----- AVAILABLE RECORDS -----
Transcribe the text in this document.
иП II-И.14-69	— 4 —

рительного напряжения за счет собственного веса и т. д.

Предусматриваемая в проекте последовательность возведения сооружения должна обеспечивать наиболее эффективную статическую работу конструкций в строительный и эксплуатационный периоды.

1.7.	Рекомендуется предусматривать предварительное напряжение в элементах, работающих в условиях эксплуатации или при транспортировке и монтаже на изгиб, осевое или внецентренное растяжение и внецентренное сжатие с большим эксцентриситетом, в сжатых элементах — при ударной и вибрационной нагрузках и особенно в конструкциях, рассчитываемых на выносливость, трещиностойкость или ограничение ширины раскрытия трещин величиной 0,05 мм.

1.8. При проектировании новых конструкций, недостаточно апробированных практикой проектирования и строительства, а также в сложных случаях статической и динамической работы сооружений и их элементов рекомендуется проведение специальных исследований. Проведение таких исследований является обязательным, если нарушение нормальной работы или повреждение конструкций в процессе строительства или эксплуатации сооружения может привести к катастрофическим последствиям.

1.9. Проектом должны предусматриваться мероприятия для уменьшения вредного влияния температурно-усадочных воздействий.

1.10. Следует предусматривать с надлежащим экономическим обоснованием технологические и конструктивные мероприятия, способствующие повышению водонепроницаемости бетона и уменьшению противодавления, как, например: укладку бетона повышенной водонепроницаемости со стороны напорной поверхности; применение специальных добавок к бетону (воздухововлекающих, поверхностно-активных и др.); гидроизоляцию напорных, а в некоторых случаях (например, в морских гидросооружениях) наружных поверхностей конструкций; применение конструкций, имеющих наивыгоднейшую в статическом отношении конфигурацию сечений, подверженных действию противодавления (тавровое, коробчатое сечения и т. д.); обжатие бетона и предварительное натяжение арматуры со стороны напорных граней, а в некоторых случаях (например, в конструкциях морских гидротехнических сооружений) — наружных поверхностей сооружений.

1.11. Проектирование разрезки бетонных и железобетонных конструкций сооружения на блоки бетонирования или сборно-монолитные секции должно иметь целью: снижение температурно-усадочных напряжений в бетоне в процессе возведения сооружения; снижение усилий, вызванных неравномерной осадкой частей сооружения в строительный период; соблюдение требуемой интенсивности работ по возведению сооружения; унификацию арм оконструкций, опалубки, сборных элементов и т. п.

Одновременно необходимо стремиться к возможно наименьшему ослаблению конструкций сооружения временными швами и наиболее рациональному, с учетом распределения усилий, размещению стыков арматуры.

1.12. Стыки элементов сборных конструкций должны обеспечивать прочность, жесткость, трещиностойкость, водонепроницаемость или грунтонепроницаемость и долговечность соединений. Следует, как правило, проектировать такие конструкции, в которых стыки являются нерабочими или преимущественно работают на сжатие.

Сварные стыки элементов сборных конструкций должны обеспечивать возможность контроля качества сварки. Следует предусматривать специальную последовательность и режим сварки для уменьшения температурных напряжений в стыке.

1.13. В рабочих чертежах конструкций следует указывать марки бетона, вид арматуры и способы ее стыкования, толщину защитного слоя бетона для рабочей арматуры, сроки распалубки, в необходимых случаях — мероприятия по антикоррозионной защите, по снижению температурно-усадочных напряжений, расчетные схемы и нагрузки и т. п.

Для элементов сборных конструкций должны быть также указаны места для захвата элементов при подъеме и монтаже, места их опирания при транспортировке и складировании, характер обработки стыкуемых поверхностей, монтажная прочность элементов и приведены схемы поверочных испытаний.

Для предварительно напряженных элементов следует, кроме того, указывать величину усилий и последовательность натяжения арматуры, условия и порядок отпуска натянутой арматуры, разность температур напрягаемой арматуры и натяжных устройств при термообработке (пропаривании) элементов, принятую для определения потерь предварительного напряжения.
-----
STATED EXERCISE:
Pull out each line of the records holding the string "напряжения".

FULL RESPONSE:
рительного напряжения за счет собственного веса и т. д.
Для предварительно напряженных элементов следует, кроме того, указывать величину усилий и последовательность натяжения арматуры, условия и порядок отпуска натянутой арматуры, разность температур напрягаемой арматуры и натяжных устройств при термообработке (пропаривании) элементов, принятую для определения потерь предварительного напряжения.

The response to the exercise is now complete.